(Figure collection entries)
## START

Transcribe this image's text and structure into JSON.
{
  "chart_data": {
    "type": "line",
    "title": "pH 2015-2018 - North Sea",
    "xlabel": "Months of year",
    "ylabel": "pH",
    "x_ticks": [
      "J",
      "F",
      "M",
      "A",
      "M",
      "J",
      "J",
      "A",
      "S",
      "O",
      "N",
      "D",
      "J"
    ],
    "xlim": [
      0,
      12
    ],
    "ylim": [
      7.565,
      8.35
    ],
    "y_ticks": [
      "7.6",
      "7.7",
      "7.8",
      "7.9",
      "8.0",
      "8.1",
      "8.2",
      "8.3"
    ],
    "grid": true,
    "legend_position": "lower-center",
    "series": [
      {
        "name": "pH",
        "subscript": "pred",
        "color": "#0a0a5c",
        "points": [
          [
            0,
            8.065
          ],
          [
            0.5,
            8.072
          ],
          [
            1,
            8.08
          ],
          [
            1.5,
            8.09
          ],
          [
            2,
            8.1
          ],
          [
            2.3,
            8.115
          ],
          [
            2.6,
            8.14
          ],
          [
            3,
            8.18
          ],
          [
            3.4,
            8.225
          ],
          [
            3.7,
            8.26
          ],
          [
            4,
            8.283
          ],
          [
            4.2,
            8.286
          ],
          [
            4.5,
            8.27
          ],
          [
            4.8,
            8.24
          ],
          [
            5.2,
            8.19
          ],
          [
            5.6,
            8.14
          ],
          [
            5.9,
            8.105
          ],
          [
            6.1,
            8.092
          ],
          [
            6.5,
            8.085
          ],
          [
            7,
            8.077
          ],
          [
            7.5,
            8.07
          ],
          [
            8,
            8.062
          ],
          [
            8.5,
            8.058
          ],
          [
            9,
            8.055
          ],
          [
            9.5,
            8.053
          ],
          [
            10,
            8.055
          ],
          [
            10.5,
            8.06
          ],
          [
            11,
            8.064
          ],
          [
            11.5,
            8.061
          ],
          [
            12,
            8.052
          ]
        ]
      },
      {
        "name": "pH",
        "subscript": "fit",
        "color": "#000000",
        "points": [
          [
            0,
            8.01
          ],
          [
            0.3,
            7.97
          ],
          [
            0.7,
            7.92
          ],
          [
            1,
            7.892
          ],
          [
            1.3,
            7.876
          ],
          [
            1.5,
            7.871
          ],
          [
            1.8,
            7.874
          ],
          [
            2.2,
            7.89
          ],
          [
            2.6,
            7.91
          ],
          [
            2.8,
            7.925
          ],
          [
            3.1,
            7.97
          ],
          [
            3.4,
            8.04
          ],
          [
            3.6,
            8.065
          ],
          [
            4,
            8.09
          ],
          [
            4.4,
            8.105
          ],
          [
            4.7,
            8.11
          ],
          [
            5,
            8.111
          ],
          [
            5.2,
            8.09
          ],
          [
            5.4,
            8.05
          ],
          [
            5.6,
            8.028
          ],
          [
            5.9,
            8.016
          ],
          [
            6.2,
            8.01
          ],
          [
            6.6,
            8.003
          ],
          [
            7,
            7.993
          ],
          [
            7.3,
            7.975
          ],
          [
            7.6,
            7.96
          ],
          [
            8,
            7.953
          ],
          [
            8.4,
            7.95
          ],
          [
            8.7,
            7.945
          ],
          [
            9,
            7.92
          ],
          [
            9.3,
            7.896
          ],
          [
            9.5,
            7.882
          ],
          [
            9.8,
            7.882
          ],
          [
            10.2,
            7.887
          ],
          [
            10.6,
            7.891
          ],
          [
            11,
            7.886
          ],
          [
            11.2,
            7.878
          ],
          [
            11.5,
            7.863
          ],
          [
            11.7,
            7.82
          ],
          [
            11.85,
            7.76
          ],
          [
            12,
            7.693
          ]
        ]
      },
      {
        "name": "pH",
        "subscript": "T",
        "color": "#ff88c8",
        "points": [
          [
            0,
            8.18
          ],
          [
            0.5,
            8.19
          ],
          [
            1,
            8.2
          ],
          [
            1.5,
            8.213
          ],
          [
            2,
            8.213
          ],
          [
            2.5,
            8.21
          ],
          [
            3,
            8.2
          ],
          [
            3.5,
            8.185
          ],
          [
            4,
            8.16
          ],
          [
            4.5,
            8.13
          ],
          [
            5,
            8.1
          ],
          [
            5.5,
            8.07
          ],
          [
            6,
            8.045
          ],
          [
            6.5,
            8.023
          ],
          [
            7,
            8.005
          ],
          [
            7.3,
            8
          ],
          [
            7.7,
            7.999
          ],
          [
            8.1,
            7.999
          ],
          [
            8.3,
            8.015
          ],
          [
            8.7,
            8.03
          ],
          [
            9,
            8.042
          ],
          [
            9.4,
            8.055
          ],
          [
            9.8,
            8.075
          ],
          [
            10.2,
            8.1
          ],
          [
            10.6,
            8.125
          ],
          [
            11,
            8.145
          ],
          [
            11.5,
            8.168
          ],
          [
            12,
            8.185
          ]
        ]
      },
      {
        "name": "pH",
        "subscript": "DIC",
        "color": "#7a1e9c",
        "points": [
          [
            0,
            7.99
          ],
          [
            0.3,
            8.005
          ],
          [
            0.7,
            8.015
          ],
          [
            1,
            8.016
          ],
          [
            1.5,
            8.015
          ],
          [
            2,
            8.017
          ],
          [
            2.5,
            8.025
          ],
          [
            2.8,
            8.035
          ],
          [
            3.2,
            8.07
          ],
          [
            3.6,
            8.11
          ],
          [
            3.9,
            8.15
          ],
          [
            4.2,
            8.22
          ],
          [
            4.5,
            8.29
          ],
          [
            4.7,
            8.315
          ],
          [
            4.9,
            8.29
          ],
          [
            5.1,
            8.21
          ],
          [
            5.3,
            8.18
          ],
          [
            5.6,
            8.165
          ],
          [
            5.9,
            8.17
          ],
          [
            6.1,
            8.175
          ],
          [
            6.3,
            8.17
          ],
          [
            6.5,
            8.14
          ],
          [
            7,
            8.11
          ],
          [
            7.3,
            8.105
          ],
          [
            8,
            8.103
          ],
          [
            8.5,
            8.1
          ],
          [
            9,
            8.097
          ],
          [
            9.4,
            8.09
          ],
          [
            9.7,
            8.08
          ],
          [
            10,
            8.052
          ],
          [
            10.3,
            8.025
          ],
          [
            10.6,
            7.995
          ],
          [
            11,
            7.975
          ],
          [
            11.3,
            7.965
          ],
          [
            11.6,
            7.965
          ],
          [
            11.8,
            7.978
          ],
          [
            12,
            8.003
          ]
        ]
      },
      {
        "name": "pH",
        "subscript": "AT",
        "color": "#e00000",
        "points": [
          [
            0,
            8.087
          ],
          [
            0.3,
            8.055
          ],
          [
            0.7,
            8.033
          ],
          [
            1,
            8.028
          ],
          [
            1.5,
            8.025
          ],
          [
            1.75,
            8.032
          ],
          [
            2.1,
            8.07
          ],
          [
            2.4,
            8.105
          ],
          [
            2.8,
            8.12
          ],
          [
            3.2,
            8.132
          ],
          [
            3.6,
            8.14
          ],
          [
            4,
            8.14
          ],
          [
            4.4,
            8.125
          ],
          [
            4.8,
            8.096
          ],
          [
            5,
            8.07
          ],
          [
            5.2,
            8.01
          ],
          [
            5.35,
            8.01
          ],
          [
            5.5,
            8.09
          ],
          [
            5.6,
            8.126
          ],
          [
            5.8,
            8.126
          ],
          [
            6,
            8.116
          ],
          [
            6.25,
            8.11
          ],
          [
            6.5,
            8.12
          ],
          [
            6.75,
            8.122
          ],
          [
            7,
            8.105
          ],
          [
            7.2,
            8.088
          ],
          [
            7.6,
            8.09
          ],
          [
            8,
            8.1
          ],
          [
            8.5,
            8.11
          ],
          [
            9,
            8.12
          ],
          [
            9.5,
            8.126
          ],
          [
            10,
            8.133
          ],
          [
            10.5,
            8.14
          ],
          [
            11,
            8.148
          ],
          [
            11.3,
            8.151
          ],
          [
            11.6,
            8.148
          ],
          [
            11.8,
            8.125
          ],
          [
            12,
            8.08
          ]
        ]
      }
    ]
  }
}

## END

● **The exercise**: Where does the word "color" appear in the listing? List each line that holds it.

● **Exercise response**:
        "color": "#0a0a5c",
        "color": "#000000",
        "color": "#ff88c8",
        "color": "#7a1e9c",
        "color": "#e00000",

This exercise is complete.